### Document text
..............................

The Background of Battle of Fredericksburg:
History of Battle of Fredericksburg -President Lincoln, frustrated at this litany of defeat in the Eastern theater, now took a more active role in directing Union strategy, along with his Secretary of War Edwin Stanton. With General Ambrose Burnside they plotted a straight course from Washington to Fredericksburg to Richmond. The only thing that stood in their way was the army of General Robert E. Lee.
Lee prepared defensive positions on the hills to the east of the city, in a seven-mile line facing the Rappahannock River. He relied on the high ground and carefully positioned artillery, rather than trench works; and, as usual, he was badly outnumbered. He had about 78,000 men to Burnside’s 120,000.
Lee’s frontline defenders were Mississippi and Florida riflemen who sniped at the Federals as they bombarded Fredericksburg. The Federals then crossed the Rappahannock River and moved into the city. Lee’s Mississippians, under the command of General William Barksdale, were gallant in slowing the Union advance, but by evening the Mississippians and Floridians were withdrawn (some of the Mississippians had to be removed forcibly, even under arrest, because they were reluctant to yield the ground), and the Federals were, for the moment, uncontested occupiers of Fredericksburg, looting and vandalizing the houses. They would receive a terrible punishment the next day.

..............................

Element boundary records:
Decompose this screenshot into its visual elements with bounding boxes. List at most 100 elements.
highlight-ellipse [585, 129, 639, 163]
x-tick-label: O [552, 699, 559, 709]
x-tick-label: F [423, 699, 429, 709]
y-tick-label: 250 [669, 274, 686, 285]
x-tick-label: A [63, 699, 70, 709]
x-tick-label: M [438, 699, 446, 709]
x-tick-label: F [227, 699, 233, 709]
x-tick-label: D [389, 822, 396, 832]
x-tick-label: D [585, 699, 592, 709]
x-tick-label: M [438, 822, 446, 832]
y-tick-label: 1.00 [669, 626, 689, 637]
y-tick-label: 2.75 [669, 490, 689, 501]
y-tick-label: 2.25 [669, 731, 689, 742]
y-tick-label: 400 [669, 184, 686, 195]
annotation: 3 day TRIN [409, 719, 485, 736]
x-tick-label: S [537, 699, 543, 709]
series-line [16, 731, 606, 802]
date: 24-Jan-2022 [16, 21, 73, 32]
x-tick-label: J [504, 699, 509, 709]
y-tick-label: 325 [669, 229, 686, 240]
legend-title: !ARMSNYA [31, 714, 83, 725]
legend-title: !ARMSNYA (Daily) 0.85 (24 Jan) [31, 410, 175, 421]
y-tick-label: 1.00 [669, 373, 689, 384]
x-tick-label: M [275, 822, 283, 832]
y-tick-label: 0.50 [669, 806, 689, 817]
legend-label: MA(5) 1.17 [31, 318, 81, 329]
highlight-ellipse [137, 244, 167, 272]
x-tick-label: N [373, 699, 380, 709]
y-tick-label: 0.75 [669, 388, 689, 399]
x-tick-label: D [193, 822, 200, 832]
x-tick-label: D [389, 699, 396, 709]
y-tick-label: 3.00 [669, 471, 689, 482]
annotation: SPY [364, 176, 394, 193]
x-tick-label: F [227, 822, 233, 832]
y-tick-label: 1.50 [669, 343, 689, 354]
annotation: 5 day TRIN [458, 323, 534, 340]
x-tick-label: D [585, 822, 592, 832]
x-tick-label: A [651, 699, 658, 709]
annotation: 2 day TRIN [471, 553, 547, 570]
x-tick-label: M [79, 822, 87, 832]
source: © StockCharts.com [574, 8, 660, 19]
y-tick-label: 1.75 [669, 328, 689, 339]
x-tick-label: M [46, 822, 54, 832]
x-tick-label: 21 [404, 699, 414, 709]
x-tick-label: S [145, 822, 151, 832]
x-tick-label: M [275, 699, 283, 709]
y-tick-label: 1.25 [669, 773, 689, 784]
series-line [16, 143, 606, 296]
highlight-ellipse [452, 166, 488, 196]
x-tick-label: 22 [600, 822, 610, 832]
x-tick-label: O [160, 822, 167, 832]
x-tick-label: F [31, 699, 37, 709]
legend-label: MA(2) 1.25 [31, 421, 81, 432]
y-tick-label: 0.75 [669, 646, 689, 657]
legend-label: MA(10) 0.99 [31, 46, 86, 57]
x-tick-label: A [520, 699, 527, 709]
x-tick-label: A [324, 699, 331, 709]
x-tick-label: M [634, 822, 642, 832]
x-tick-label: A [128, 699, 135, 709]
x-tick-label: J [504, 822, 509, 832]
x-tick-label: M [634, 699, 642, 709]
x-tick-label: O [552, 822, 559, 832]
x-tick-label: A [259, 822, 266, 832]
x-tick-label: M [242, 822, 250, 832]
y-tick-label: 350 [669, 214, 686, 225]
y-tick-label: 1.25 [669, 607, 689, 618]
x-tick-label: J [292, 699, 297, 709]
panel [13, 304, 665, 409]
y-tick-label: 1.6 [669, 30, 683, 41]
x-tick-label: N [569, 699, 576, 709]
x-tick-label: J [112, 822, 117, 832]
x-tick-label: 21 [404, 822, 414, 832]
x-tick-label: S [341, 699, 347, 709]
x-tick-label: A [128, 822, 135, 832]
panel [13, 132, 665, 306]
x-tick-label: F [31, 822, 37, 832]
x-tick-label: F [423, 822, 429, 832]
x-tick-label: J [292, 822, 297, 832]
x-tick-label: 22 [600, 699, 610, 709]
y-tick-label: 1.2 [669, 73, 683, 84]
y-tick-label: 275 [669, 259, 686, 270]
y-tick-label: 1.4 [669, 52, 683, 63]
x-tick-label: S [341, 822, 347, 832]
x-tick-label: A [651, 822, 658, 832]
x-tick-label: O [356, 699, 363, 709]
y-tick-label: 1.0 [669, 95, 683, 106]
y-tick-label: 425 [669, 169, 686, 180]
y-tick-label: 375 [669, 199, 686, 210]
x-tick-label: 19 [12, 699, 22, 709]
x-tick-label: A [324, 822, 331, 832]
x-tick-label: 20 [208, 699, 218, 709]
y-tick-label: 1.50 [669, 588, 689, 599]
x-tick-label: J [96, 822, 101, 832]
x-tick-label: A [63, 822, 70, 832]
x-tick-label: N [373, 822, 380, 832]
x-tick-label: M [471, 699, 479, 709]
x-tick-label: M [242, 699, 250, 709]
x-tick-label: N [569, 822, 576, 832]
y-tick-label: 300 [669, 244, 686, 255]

..............................

### What to do
**a.** Reproduce the Fredericksburg text word for word, from its heading to its final sentence.
**b.** Please rewrite the records from their first line through the line containing "x-tick-label: A [63, 699, 70, 709]", swapping "x-tick-label" for "x-axis-label" and leaving everything else as it is. Return only those lines.
The Fredericksburg text has no connection to the records.

### Set of answers
**a.**
The Background of Battle of Fredericksburg:
History of Battle of Fredericksburg -President Lincoln, frustrated at this litany of defeat in the Eastern theater, now took a more active role in directing Union strategy, along with his Secretary of War Edwin Stanton. With General Ambrose Burnside they plotted a straight course from Washington to Fredericksburg to Richmond. The only thing that stood in their way was the army of General Robert E. Lee.
Lee prepared defensive positions on the hills to the east of the city, in a seven-mile line facing the Rappahannock River. He relied on the high ground and carefully positioned artillery, rather than trench works; and, as usual, he was badly outnumbered. He had about 78,000 men to Burnside’s 120,000.
Lee’s frontline defenders were Mississippi and Florida riflemen who sniped at the Federals as they bombarded Fredericksburg. The Federals then crossed the Rappahannock River and moved into the city. Lee’s Mississippians, under the command of General William Barksdale, were gallant in slowing the Union advance, but by evening the Mississippians and Floridians were withdrawn (some of the Mississippians had to be removed forcibly, even under arrest, because they were reluctant to yield the ground), and the Federals were, for the moment, uncontested occupiers of Fredericksburg, looting and vandalizing the houses. They would receive a terrible punishment the next day.

**b.**
Decompose this screenshot into its visual elements with bounding boxes. List at most 100 elements.
highlight-ellipse [585, 129, 639, 163]
x-axis-label: O [552, 699, 559, 709]
x-axis-label: F [423, 699, 429, 709]
y-tick-label: 250 [669, 274, 686, 285]
x-axis-label: A [63, 699, 70, 709]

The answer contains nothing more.